'''

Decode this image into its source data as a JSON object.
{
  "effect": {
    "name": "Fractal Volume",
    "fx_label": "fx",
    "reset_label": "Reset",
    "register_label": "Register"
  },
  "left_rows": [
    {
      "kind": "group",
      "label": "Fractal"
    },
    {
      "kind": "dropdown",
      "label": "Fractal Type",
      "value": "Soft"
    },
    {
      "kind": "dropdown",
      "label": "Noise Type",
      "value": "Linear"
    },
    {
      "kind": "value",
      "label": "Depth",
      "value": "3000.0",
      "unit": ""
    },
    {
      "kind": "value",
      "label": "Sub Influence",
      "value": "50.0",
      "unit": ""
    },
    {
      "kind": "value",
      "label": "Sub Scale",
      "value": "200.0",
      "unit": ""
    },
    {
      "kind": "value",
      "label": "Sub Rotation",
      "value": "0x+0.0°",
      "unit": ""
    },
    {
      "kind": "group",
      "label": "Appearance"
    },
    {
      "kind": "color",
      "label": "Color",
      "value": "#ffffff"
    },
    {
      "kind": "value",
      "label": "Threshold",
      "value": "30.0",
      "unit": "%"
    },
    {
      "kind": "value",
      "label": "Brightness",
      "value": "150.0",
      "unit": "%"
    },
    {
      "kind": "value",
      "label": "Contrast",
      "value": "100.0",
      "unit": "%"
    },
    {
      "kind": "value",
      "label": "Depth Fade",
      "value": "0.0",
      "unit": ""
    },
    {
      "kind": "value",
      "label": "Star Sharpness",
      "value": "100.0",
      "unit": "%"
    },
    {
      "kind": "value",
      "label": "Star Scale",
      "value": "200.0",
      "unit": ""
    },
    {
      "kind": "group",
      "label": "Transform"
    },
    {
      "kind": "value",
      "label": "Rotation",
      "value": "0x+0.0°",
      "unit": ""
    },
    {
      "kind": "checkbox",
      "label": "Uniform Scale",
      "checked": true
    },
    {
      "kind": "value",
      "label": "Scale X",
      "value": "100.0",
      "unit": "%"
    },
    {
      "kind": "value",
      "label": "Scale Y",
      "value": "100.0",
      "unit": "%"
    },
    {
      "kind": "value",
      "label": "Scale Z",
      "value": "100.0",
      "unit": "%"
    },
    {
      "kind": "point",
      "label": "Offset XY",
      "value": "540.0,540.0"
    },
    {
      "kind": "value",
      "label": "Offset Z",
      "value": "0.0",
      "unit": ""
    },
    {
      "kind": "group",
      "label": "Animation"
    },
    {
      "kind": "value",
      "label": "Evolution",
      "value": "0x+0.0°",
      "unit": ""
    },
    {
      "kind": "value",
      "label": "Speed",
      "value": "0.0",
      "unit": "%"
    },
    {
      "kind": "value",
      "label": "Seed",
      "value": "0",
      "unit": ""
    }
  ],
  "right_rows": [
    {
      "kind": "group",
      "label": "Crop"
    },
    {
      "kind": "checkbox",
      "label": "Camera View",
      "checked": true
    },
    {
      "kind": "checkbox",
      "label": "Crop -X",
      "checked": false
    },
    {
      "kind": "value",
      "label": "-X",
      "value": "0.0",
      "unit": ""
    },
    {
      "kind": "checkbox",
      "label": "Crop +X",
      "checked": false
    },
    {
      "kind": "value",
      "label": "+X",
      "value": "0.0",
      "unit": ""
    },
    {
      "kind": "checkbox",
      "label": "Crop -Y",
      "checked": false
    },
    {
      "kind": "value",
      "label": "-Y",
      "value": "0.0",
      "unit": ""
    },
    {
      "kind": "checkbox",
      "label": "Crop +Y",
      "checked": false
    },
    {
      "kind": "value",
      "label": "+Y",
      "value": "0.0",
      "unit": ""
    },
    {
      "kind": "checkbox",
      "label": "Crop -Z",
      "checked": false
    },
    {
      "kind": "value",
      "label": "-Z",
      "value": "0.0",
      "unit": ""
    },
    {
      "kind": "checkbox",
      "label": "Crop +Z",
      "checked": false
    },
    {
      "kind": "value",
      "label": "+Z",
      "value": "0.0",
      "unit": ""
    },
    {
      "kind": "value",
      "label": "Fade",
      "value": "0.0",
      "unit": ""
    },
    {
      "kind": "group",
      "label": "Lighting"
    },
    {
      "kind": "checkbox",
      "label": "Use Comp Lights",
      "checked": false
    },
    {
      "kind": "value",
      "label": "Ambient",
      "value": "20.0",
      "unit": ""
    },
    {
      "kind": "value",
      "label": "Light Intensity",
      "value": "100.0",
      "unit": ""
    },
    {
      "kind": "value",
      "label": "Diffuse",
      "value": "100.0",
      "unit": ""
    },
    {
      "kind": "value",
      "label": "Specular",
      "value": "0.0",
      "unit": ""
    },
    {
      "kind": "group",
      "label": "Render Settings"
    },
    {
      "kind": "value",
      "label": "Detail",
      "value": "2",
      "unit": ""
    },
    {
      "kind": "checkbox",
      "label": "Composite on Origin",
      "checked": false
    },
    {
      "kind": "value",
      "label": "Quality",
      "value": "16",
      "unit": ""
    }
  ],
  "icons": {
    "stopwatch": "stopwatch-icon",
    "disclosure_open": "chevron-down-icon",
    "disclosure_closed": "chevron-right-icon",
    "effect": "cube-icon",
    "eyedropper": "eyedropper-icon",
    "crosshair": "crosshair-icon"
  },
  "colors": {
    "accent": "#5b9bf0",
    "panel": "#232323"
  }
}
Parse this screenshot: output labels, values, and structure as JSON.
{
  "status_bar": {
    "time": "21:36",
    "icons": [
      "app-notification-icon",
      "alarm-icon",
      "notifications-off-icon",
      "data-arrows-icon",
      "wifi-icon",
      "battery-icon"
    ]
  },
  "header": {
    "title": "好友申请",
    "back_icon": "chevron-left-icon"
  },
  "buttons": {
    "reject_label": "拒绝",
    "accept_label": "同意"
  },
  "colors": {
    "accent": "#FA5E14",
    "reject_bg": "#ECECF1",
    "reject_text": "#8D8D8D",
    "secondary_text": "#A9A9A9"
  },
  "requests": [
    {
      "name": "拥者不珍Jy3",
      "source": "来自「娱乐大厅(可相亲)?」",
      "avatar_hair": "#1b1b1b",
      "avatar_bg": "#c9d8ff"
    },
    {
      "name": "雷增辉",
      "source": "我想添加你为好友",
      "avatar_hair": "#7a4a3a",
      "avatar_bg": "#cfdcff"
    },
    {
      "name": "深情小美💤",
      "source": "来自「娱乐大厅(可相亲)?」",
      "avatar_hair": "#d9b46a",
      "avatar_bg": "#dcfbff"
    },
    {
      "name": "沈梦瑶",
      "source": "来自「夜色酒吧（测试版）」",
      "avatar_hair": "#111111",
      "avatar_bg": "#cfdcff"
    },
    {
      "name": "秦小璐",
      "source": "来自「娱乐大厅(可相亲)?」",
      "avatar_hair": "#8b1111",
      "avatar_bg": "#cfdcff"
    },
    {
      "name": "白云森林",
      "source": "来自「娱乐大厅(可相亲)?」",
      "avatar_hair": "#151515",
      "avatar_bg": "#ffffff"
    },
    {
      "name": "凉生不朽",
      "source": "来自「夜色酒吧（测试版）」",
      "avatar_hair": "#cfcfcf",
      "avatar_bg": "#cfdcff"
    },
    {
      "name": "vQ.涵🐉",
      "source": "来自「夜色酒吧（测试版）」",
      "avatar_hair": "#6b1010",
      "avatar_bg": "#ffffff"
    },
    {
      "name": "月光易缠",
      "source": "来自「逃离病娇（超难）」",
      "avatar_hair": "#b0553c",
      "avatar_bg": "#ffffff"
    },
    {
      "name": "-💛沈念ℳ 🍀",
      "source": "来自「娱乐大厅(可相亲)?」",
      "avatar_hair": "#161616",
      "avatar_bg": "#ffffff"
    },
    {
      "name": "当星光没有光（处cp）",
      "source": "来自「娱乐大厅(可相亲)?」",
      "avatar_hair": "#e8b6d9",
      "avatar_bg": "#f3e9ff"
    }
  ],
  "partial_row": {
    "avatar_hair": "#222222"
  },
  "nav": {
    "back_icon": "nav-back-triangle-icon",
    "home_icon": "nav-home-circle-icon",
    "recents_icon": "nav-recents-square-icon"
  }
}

'''

WRITTEN TASK –
Extract every line of the records above that contains the word "Type".

RESPONSE –
      "label": "Fractal Type",
      "label": "Noise Type",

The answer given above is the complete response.